● **TASK GOAL**
In the data that follows, count every line holding the string "image" and give the count alone.

● **SUPPLIED RECORDS**
════════════════

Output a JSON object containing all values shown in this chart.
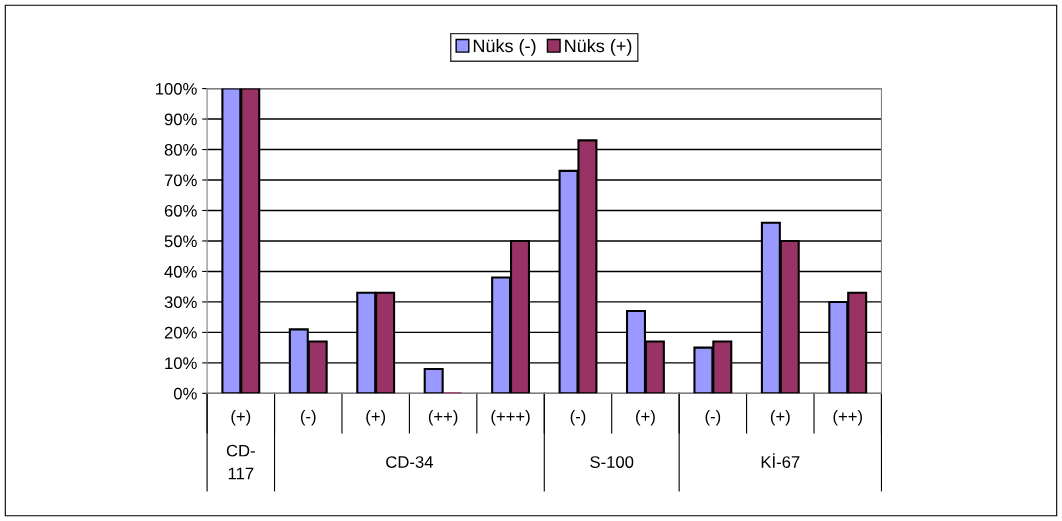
{
  "chart_data": {
    "type": "bar",
    "categories": [
      "(+)",
      "(-)",
      "(+)",
      "(++)",
      "(+++)",
      "(-)",
      "(+)",
      "(-)",
      "(+)",
      "(++)"
    ],
    "series": [
      {
        "name": "Nüks (-)",
        "color": "#9999ff",
        "values": [
          100,
          21,
          33,
          8,
          38,
          73,
          27,
          15,
          56,
          30
        ]
      },
      {
        "name": "Nüks (+)",
        "color": "#993366",
        "values": [
          100,
          17,
          33,
          0,
          50,
          83,
          17,
          17,
          50,
          33
        ]
      }
    ],
    "annotations": [
      "CD-\n117",
      "CD-34",
      "S-100",
      "Kİ-67"
    ],
    "ylim": [
      0,
      100
    ],
    "yticks": [
      {
        "value": 0,
        "label": "0%"
      },
      {
        "value": 10,
        "label": "10%"
      },
      {
        "value": 20,
        "label": "20%"
      },
      {
        "value": 30,
        "label": "30%"
      },
      {
        "value": 40,
        "label": "40%"
      },
      {
        "value": 50,
        "label": "50%"
      },
      {
        "value": 60,
        "label": "60%"
      },
      {
        "value": 70,
        "label": "70%"
      },
      {
        "value": 80,
        "label": "80%"
      },
      {
        "value": 90,
        "label": "90%"
      },
      {
        "value": 100,
        "label": "100%"
      }
    ],
    "grid": "y",
    "legend": "top"
  }
}
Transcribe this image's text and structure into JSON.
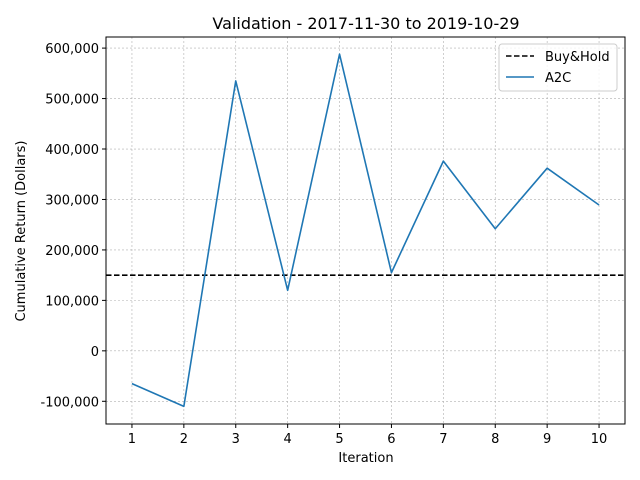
{
  "chart_data": {
    "type": "line",
    "title": "Validation - 2017-11-30 to 2019-10-29",
    "xlabel": "Iteration",
    "ylabel": "Cumulative Return (Dollars)",
    "x": [
      1,
      2,
      3,
      4,
      5,
      6,
      7,
      8,
      9,
      10
    ],
    "xlim": [
      0.5,
      10.5
    ],
    "ylim": [
      -145000,
      622000
    ],
    "yticks": [
      -100000,
      0,
      100000,
      200000,
      300000,
      400000,
      500000,
      600000
    ],
    "ytick_labels": [
      "-100,000",
      "0",
      "100,000",
      "200,000",
      "300,000",
      "400,000",
      "500,000",
      "600,000"
    ],
    "xtick_labels": [
      "1",
      "2",
      "3",
      "4",
      "5",
      "6",
      "7",
      "8",
      "9",
      "10"
    ],
    "grid": true,
    "legend_position": "top-right",
    "series": [
      {
        "name": "Buy&Hold",
        "style": "dashed",
        "color": "#000000",
        "values": [
          150000,
          150000,
          150000,
          150000,
          150000,
          150000,
          150000,
          150000,
          150000,
          150000
        ]
      },
      {
        "name": "A2C",
        "style": "solid",
        "color": "#1f77b4",
        "values": [
          -65000,
          -110000,
          535000,
          120000,
          588000,
          155000,
          376000,
          242000,
          362000,
          289000
        ]
      }
    ]
  }
}
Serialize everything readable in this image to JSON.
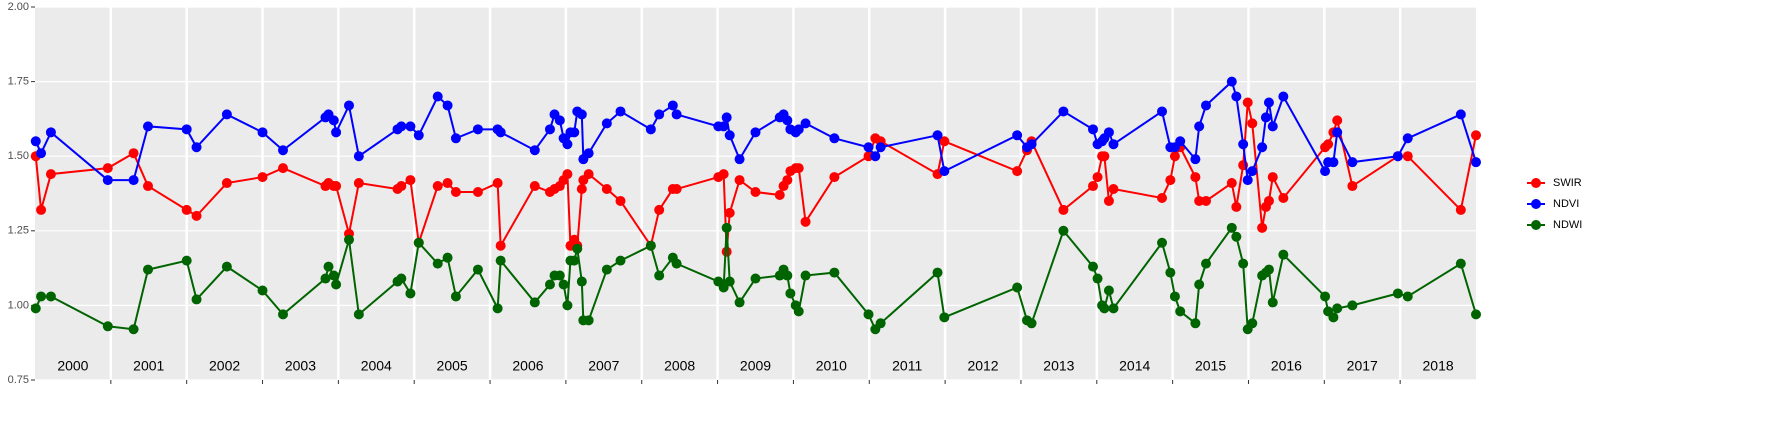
{
  "chart_data": {
    "type": "line",
    "x": [
      2000.01,
      2000.08,
      2000.21,
      2000.96,
      2001.3,
      2001.49,
      2002.0,
      2002.13,
      2002.53,
      2003.0,
      2003.27,
      2003.83,
      2003.87,
      2003.94,
      2003.97,
      2004.14,
      2004.27,
      2004.78,
      2004.83,
      2004.95,
      2005.06,
      2005.31,
      2005.44,
      2005.55,
      2005.84,
      2006.1,
      2006.14,
      2006.59,
      2006.79,
      2006.85,
      2006.92,
      2006.97,
      2007.02,
      2007.06,
      2007.11,
      2007.15,
      2007.21,
      2007.23,
      2007.3,
      2007.54,
      2007.72,
      2008.12,
      2008.23,
      2008.41,
      2008.46,
      2009.01,
      2009.08,
      2009.12,
      2009.16,
      2009.29,
      2009.5,
      2009.82,
      2009.87,
      2009.92,
      2009.96,
      2010.03,
      2010.07,
      2010.16,
      2010.54,
      2010.99,
      2011.08,
      2011.15,
      2011.9,
      2011.99,
      2012.95,
      2013.08,
      2013.14,
      2013.56,
      2013.95,
      2014.01,
      2014.07,
      2014.1,
      2014.16,
      2014.22,
      2014.86,
      2014.97,
      2015.03,
      2015.1,
      2015.3,
      2015.35,
      2015.44,
      2015.78,
      2015.84,
      2015.93,
      2015.99,
      2016.05,
      2016.18,
      2016.23,
      2016.27,
      2016.32,
      2016.46,
      2017.01,
      2017.05,
      2017.12,
      2017.17,
      2017.37,
      2017.97,
      2018.1,
      2018.8,
      2019.0
    ],
    "series": [
      {
        "name": "SWIR",
        "color": "#ff0000",
        "values": [
          1.5,
          1.32,
          1.44,
          1.46,
          1.51,
          1.4,
          1.32,
          1.3,
          1.41,
          1.43,
          1.46,
          1.4,
          1.41,
          1.4,
          1.4,
          1.24,
          1.41,
          1.39,
          1.4,
          1.42,
          1.21,
          1.4,
          1.41,
          1.38,
          1.38,
          1.41,
          1.2,
          1.4,
          1.38,
          1.39,
          1.4,
          1.42,
          1.44,
          1.2,
          1.22,
          1.2,
          1.39,
          1.42,
          1.44,
          1.39,
          1.35,
          1.2,
          1.32,
          1.39,
          1.39,
          1.43,
          1.44,
          1.18,
          1.31,
          1.42,
          1.38,
          1.37,
          1.4,
          1.42,
          1.45,
          1.46,
          1.46,
          1.28,
          1.43,
          1.5,
          1.56,
          1.55,
          1.44,
          1.55,
          1.45,
          1.52,
          1.55,
          1.32,
          1.4,
          1.43,
          1.5,
          1.5,
          1.35,
          1.39,
          1.36,
          1.42,
          1.5,
          1.53,
          1.43,
          1.35,
          1.35,
          1.41,
          1.33,
          1.47,
          1.68,
          1.61,
          1.26,
          1.33,
          1.35,
          1.43,
          1.36,
          1.53,
          1.54,
          1.58,
          1.62,
          1.4,
          1.5,
          1.5,
          1.32,
          1.57
        ]
      },
      {
        "name": "NDVI",
        "color": "#0000ff",
        "values": [
          1.55,
          1.51,
          1.58,
          1.42,
          1.42,
          1.6,
          1.59,
          1.53,
          1.64,
          1.58,
          1.52,
          1.63,
          1.64,
          1.62,
          1.58,
          1.67,
          1.5,
          1.59,
          1.6,
          1.6,
          1.57,
          1.7,
          1.67,
          1.56,
          1.59,
          1.59,
          1.58,
          1.52,
          1.59,
          1.64,
          1.62,
          1.56,
          1.54,
          1.58,
          1.58,
          1.65,
          1.64,
          1.49,
          1.51,
          1.61,
          1.65,
          1.59,
          1.64,
          1.67,
          1.64,
          1.6,
          1.6,
          1.63,
          1.57,
          1.49,
          1.58,
          1.63,
          1.64,
          1.62,
          1.59,
          1.58,
          1.59,
          1.61,
          1.56,
          1.53,
          1.5,
          1.53,
          1.57,
          1.45,
          1.57,
          1.53,
          1.54,
          1.65,
          1.59,
          1.54,
          1.55,
          1.56,
          1.58,
          1.54,
          1.65,
          1.53,
          1.53,
          1.55,
          1.49,
          1.6,
          1.67,
          1.75,
          1.7,
          1.54,
          1.42,
          1.45,
          1.53,
          1.63,
          1.68,
          1.6,
          1.7,
          1.45,
          1.48,
          1.48,
          1.58,
          1.48,
          1.5,
          1.56,
          1.64,
          1.48
        ]
      },
      {
        "name": "NDWI",
        "color": "#006400",
        "values": [
          0.99,
          1.03,
          1.03,
          0.93,
          0.92,
          1.12,
          1.15,
          1.02,
          1.13,
          1.05,
          0.97,
          1.09,
          1.13,
          1.1,
          1.07,
          1.22,
          0.97,
          1.08,
          1.09,
          1.04,
          1.21,
          1.14,
          1.16,
          1.03,
          1.12,
          0.99,
          1.15,
          1.01,
          1.07,
          1.1,
          1.1,
          1.07,
          1.0,
          1.15,
          1.15,
          1.19,
          1.08,
          0.95,
          0.95,
          1.12,
          1.15,
          1.2,
          1.1,
          1.16,
          1.14,
          1.08,
          1.06,
          1.26,
          1.08,
          1.01,
          1.09,
          1.1,
          1.12,
          1.1,
          1.04,
          1.0,
          0.98,
          1.1,
          1.11,
          0.97,
          0.92,
          0.94,
          1.11,
          0.96,
          1.06,
          0.95,
          0.94,
          1.25,
          1.13,
          1.09,
          1.0,
          0.99,
          1.05,
          0.99,
          1.21,
          1.11,
          1.03,
          0.98,
          0.94,
          1.07,
          1.14,
          1.26,
          1.23,
          1.14,
          0.92,
          0.94,
          1.1,
          1.11,
          1.12,
          1.01,
          1.17,
          1.03,
          0.98,
          0.96,
          0.99,
          1.0,
          1.04,
          1.03,
          1.14,
          0.97
        ]
      }
    ],
    "categories": [
      "2000",
      "2001",
      "2002",
      "2003",
      "2004",
      "2005",
      "2006",
      "2007",
      "2008",
      "2009",
      "2010",
      "2011",
      "2012",
      "2013",
      "2014",
      "2015",
      "2016",
      "2017",
      "2018"
    ],
    "xlim": [
      2000,
      2019
    ],
    "ylim": [
      0.75,
      2.0
    ],
    "yticks": [
      {
        "value": 0.75,
        "label": "0.75"
      },
      {
        "value": 1.0,
        "label": "1.00"
      },
      {
        "value": 1.25,
        "label": "1.25"
      },
      {
        "value": 1.5,
        "label": "1.50"
      },
      {
        "value": 1.75,
        "label": "1.75"
      },
      {
        "value": 2.0,
        "label": "2.00"
      }
    ],
    "grid": true,
    "legend": "right"
  }
}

════════════════

● **THE REPLY**
2